◆ To be done ◆
Show every line of the records below that contains the word "ijtimoiy".

#### Records shown ####

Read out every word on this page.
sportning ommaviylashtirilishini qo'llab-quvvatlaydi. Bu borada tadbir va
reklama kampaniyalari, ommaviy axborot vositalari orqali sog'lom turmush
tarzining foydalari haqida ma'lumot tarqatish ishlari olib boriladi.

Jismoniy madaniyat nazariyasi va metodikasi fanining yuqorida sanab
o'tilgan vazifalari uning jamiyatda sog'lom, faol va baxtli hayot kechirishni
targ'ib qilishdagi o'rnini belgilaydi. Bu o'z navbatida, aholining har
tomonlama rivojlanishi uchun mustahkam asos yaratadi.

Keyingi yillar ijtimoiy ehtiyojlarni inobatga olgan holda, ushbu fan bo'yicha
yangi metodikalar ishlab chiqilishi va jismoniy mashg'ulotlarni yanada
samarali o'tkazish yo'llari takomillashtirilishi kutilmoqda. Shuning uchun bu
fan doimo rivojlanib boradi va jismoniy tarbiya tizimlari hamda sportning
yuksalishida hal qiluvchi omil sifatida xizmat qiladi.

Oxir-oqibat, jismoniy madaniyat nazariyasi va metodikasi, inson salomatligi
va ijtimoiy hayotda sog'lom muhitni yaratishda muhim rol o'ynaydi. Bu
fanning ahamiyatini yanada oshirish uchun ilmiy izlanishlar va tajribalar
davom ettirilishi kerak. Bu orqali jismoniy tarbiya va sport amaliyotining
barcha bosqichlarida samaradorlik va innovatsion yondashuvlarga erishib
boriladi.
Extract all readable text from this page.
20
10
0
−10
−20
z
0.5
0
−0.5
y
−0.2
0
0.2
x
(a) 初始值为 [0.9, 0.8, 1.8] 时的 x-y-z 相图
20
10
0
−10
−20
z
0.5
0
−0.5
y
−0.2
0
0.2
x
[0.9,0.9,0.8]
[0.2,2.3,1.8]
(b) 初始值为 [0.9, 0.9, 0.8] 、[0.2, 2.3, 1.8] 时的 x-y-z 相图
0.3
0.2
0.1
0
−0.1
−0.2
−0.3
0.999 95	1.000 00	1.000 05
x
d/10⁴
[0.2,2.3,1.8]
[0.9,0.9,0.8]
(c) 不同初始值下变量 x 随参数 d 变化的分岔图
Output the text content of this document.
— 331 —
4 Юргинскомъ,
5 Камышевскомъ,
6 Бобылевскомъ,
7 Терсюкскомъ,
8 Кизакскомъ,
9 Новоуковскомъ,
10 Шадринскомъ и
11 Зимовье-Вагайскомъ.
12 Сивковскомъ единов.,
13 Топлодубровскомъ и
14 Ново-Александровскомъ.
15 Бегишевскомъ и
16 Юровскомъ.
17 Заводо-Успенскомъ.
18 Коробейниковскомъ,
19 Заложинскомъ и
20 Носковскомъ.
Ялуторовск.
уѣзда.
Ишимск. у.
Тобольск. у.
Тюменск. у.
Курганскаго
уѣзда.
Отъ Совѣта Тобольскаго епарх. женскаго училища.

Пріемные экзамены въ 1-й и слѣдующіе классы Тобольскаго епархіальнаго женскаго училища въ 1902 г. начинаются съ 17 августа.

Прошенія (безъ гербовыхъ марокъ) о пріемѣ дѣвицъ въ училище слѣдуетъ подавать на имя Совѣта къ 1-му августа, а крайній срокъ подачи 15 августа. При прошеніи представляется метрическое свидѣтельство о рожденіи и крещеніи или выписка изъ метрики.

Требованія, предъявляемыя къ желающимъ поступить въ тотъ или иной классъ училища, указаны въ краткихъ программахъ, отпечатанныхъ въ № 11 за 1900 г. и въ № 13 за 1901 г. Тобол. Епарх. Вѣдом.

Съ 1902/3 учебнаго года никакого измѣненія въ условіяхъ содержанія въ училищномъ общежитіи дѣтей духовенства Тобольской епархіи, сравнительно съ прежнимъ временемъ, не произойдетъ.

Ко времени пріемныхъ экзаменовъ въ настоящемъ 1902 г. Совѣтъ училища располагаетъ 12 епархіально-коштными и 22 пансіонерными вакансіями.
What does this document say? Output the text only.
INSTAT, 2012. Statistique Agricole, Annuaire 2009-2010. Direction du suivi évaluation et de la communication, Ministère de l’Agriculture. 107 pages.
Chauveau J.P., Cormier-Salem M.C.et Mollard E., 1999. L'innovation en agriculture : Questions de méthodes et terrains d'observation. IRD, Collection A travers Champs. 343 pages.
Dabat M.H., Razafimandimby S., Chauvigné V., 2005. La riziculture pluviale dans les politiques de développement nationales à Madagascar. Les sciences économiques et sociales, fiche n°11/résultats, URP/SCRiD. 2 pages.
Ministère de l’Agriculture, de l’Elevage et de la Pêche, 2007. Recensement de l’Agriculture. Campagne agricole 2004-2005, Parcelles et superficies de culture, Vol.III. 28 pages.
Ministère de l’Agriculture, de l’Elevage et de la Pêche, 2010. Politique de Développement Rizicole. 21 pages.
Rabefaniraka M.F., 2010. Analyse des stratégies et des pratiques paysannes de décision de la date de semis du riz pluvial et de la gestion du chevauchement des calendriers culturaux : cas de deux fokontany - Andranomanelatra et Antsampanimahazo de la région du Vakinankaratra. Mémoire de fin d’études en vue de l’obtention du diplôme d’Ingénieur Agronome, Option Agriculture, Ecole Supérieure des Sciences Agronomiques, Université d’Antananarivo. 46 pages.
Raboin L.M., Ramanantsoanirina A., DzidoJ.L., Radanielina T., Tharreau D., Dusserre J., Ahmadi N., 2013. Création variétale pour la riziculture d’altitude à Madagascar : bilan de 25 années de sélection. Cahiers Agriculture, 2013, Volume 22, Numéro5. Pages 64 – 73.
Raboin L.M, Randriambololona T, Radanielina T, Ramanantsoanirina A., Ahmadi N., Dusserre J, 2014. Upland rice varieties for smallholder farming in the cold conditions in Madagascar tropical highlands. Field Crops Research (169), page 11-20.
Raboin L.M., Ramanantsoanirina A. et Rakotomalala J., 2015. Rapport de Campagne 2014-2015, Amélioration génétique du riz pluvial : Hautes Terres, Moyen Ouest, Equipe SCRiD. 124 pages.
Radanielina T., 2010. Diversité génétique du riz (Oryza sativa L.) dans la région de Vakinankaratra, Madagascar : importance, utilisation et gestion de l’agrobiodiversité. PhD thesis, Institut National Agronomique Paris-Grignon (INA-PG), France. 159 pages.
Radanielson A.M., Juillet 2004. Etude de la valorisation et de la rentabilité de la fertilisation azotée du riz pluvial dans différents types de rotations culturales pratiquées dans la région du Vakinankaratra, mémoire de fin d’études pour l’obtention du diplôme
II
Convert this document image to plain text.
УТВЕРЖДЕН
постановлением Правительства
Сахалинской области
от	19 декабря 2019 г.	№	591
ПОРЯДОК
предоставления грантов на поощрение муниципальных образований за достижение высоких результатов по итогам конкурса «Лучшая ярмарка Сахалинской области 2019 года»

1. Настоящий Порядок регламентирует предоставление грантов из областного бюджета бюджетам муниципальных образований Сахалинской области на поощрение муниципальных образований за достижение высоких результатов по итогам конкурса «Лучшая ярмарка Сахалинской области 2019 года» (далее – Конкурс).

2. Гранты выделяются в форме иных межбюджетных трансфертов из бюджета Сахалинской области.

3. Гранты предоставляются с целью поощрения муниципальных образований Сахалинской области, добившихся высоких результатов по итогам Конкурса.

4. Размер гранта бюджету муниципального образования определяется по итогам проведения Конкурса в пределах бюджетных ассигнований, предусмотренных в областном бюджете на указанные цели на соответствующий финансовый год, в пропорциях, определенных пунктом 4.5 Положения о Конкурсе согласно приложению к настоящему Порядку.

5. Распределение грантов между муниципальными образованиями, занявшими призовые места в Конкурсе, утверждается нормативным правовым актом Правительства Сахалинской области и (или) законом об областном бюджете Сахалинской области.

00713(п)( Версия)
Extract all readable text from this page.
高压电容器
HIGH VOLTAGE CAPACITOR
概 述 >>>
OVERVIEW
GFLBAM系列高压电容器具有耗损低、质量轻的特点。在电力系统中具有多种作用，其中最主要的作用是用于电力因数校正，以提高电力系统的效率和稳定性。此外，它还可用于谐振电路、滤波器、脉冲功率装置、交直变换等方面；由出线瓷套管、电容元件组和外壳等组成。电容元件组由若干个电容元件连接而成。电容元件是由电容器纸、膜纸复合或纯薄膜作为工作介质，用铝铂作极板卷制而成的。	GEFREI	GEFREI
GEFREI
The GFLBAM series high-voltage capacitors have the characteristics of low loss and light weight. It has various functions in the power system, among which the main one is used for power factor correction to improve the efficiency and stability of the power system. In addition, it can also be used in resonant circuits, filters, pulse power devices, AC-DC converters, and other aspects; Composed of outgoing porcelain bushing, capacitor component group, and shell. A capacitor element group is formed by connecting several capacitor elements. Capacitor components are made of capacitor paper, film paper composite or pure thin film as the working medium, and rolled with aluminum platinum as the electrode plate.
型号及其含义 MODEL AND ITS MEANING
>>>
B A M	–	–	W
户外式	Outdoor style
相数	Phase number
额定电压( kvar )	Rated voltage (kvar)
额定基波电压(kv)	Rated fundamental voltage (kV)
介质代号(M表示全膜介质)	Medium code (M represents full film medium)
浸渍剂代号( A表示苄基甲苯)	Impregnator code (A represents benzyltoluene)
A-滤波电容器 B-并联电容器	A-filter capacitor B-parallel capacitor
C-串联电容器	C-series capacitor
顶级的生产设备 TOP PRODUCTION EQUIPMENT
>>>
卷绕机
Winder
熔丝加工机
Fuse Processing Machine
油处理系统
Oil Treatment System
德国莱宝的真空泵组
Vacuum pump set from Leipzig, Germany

####

◆ Solution below ◆
Keyingi yillar ijtimoiy ehtiyojlarni inobatga olgan holda, ushbu fan bo'yicha
va ijtimoiy hayotda sog'lom muhitni yaratishda muhim rol o'ynaydi. Bu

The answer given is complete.